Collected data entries
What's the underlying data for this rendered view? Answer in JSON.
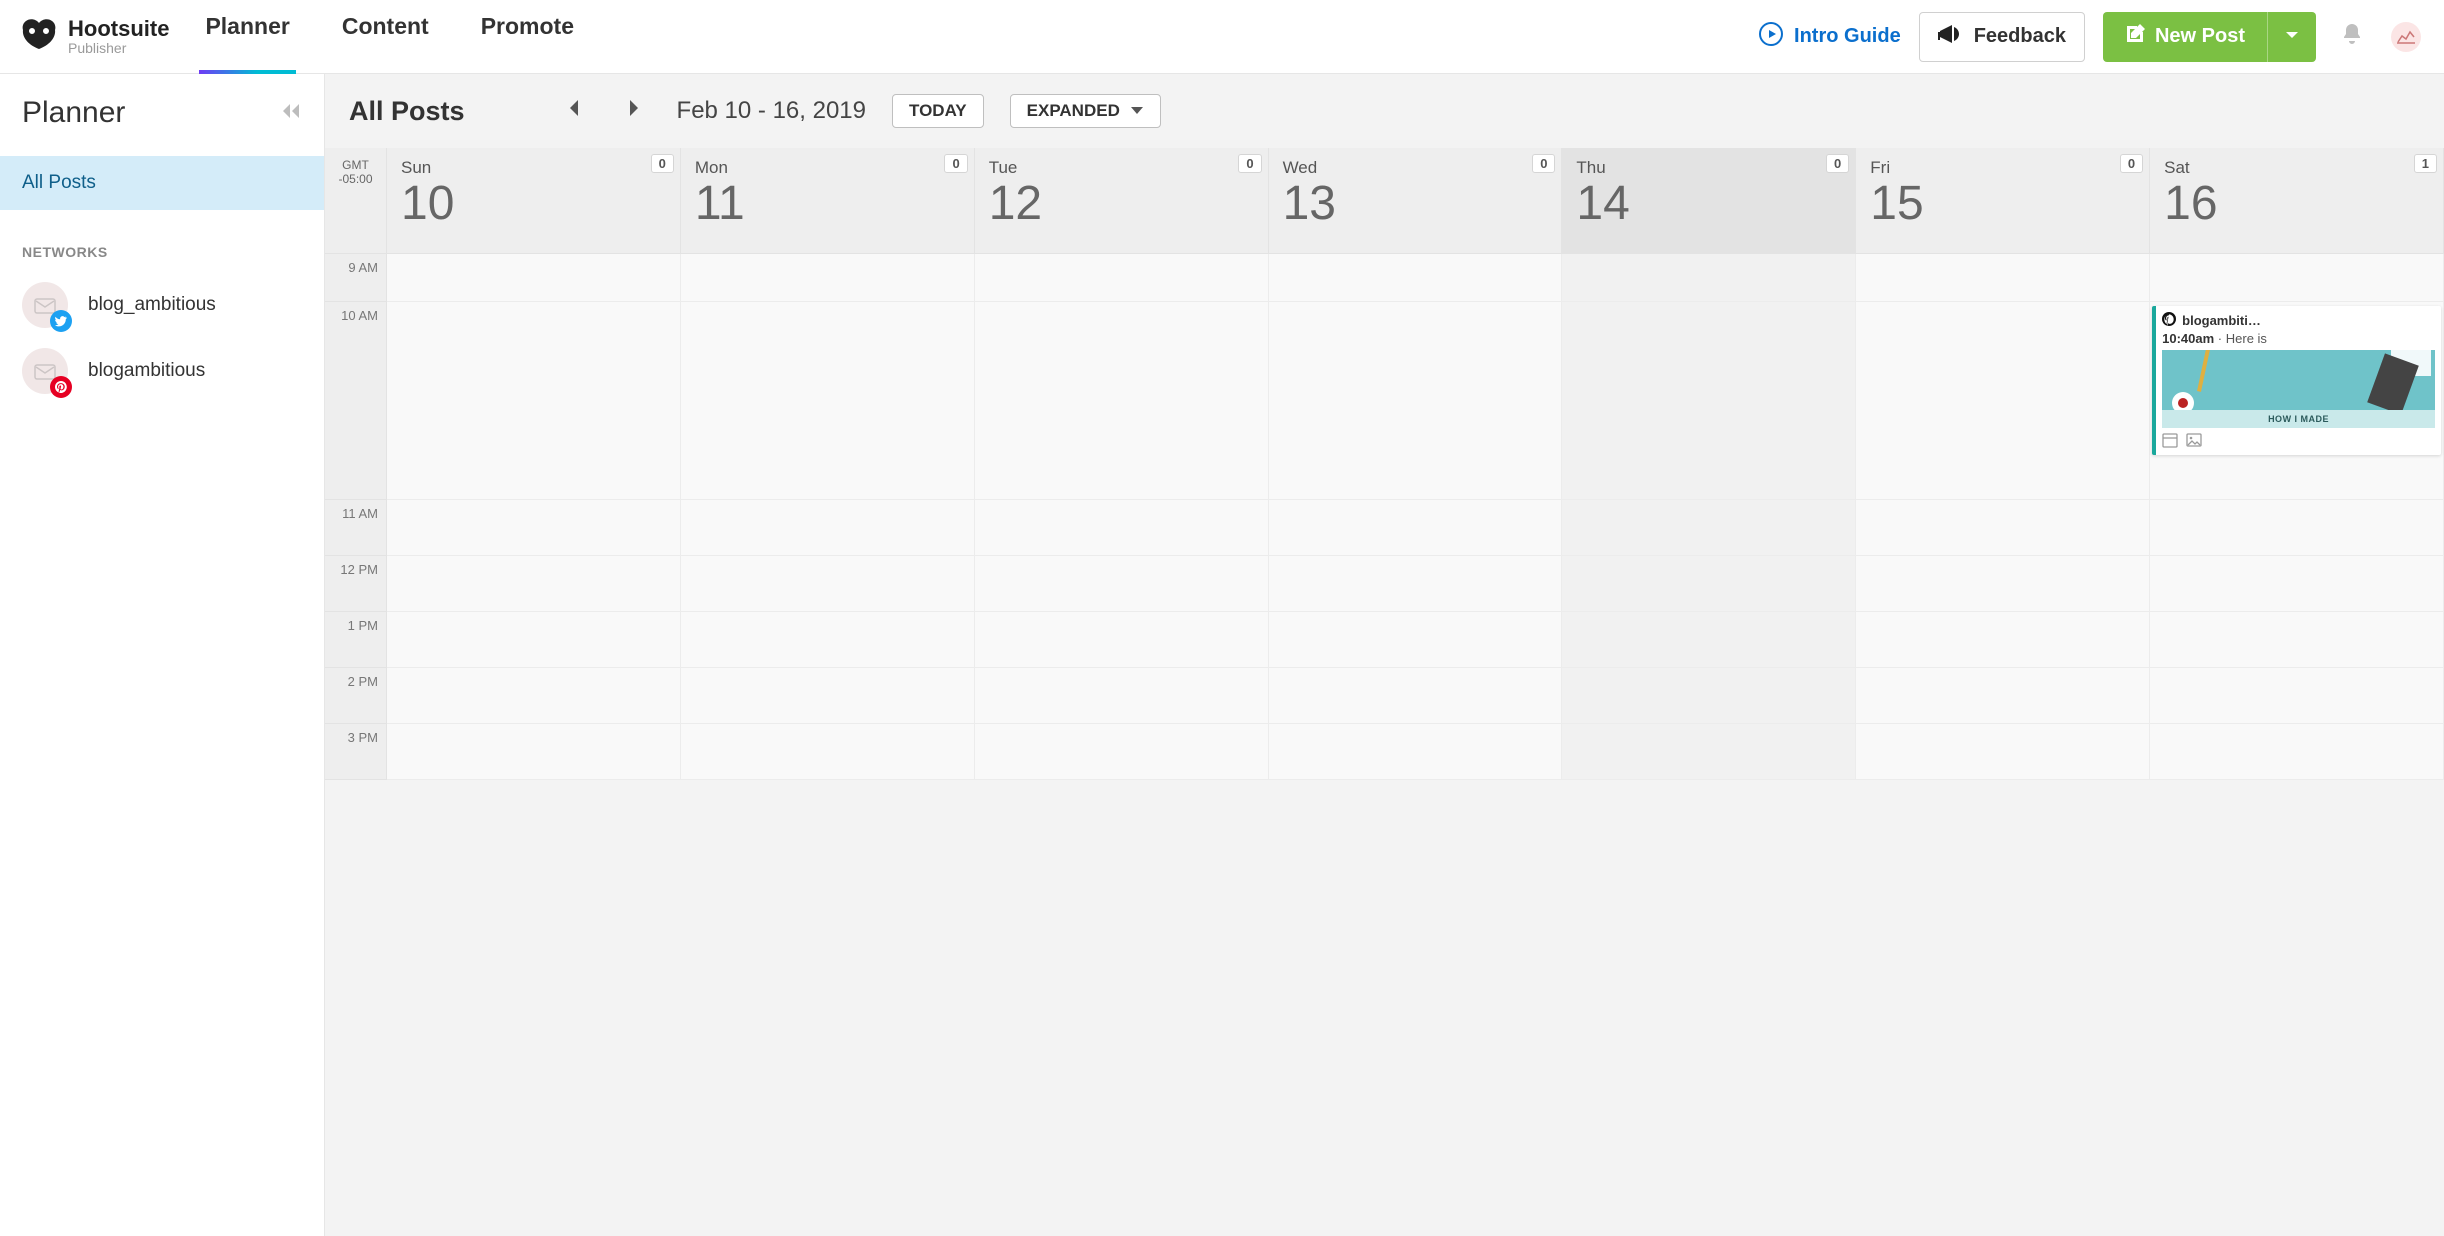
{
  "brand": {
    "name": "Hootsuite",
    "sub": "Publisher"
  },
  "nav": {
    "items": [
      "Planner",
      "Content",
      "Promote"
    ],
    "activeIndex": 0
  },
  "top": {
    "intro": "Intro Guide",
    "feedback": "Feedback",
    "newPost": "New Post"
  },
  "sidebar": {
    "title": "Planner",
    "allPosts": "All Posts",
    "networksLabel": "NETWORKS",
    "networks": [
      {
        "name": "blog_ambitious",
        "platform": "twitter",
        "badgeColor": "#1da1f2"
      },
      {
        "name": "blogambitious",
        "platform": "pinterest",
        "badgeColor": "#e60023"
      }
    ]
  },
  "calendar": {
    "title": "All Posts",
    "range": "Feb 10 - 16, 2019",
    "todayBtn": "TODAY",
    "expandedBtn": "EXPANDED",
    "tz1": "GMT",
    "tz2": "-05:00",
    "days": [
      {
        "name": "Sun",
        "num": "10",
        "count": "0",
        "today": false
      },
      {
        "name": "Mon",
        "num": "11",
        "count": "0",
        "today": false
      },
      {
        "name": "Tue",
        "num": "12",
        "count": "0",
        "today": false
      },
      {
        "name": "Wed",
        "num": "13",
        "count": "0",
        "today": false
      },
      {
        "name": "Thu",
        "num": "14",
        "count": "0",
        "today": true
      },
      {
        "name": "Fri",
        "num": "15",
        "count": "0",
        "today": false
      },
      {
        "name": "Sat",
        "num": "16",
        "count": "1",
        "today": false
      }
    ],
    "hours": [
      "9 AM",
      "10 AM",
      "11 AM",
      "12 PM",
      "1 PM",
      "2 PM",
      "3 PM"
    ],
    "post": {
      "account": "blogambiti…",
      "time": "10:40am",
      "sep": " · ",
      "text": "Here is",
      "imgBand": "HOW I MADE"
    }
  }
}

• What to produce: Copy out each line exactly, without the pictures.

• Answer:
What's the underlying data for this rendered view? Answer in JSON.
{
  "brand": {
    "name": "Hootsuite",
    "sub": "Publisher"
  },
  "nav": {
    "items": [
      "Planner",
      "Content",
      "Promote"
    ],
    "activeIndex": 0
  },
  "top": {
    "intro": "Intro Guide",
    "feedback": "Feedback",
    "newPost": "New Post"
  },
  "sidebar": {
    "title": "Planner",
    "allPosts": "All Posts",
    "networksLabel": "NETWORKS",
    "networks": [
      {
        "name": "blog_ambitious",
        "platform": "twitter",
        "badgeColor": "#1da1f2"
      },
      {
        "name": "blogambitious",
        "platform": "pinterest",
        "badgeColor": "#e60023"
      }
    ]
  },
  "calendar": {
    "title": "All Posts",
    "range": "Feb 10 - 16, 2019",
    "todayBtn": "TODAY",
    "expandedBtn": "EXPANDED",
    "tz1": "GMT",
    "tz2": "-05:00",
    "days": [
      {
        "name": "Sun",
        "num": "10",
        "count": "0",
        "today": false
      },
      {
        "name": "Mon",
        "num": "11",
        "count": "0",
        "today": false
      },
      {
        "name": "Tue",
        "num": "12",
        "count": "0",
        "today": false
      },
      {
        "name": "Wed",
        "num": "13",
        "count": "0",
        "today": false
      },
      {
        "name": "Thu",
        "num": "14",
        "count": "0",
        "today": true
      },
      {
        "name": "Fri",
        "num": "15",
        "count": "0",
        "today": false
      },
      {
        "name": "Sat",
        "num": "16",
        "count": "1",
        "today": false
      }
    ],
    "hours": [
      "9 AM",
      "10 AM",
      "11 AM",
      "12 PM",
      "1 PM",
      "2 PM",
      "3 PM"
    ],
    "post": {
      "account": "blogambiti…",
      "time": "10:40am",
      "sep": " · ",
      "text": "Here is",
      "imgBand": "HOW I MADE"
    }
  }
}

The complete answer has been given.